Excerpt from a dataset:
— Begin —

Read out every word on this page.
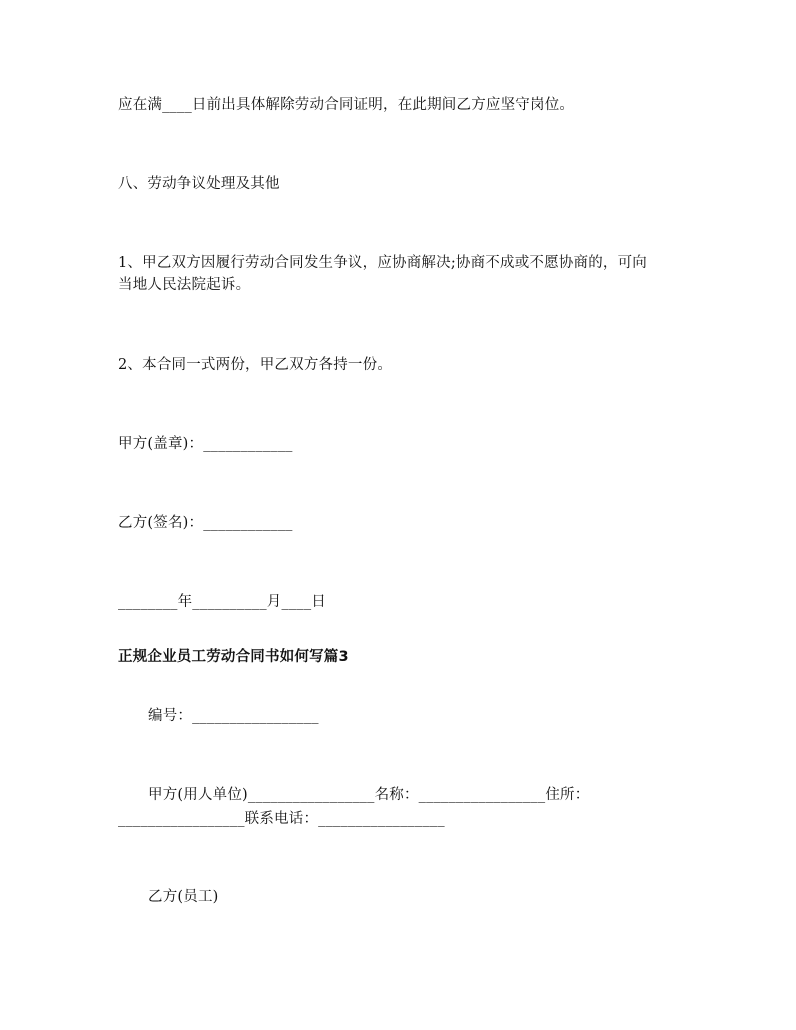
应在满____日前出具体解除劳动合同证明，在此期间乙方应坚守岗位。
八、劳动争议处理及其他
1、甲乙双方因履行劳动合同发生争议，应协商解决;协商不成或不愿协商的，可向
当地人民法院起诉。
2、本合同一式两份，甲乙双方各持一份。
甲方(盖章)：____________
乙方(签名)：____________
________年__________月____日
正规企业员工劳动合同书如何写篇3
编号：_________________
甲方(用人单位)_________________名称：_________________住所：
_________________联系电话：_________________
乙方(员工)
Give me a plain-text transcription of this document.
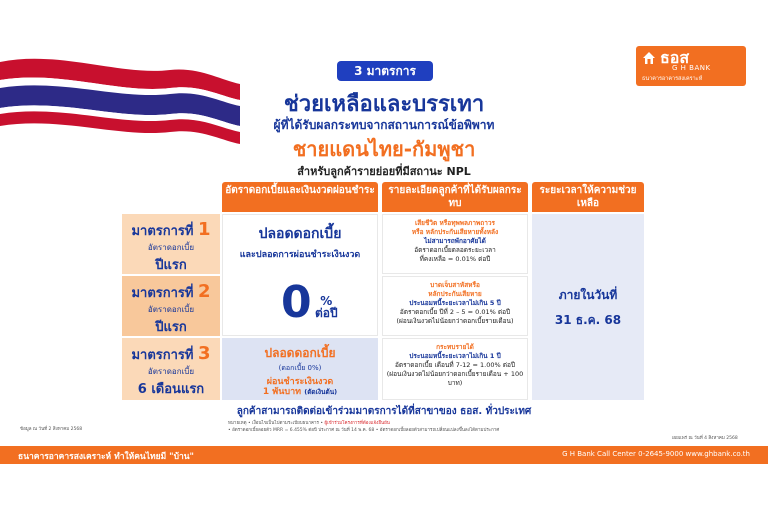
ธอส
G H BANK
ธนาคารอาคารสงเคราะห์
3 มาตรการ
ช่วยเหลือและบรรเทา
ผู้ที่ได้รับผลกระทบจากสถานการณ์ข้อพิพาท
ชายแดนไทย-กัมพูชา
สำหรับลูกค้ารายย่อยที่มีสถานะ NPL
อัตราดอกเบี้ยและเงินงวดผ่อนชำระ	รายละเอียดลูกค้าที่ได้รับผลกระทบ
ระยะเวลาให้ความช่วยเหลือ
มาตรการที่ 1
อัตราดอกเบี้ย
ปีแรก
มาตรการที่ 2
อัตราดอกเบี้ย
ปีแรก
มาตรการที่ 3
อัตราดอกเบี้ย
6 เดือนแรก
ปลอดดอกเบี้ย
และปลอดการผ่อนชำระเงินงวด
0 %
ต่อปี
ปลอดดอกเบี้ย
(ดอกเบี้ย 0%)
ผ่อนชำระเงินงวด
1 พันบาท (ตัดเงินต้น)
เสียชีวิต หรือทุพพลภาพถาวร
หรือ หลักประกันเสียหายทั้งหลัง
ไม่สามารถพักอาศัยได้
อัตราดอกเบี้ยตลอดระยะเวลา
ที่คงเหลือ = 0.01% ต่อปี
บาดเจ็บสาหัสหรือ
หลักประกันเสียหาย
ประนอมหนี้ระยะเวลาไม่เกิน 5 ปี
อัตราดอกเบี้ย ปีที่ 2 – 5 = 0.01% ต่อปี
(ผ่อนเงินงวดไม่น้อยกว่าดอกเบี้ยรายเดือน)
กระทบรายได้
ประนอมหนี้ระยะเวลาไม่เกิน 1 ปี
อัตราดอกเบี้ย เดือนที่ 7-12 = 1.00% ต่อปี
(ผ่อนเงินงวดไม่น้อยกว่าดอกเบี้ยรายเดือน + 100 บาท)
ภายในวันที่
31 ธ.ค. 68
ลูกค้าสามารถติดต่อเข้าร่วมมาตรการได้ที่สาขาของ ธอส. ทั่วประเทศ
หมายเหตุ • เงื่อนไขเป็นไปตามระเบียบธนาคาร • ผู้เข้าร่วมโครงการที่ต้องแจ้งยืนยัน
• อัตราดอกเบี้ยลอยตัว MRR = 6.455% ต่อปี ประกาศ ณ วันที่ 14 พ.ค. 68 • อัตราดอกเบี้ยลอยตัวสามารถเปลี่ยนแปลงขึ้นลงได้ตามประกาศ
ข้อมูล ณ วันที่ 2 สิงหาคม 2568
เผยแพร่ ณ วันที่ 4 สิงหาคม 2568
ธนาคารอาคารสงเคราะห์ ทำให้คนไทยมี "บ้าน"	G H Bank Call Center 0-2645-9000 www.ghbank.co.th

— End —

→ **AIM OF THE EXERCISE**
In the listing, find each line with the string "ธนาคารอาคารสงเคราะห" and copy it.

→ **RESULT BELOW**
ธนาคารอาคารสงเคราะห์
ธนาคารอาคารสงเคราะห์ ทำให้คนไทยมี "บ้าน"	G H Bank Call Center 0-2645-9000 www.ghbank.co.th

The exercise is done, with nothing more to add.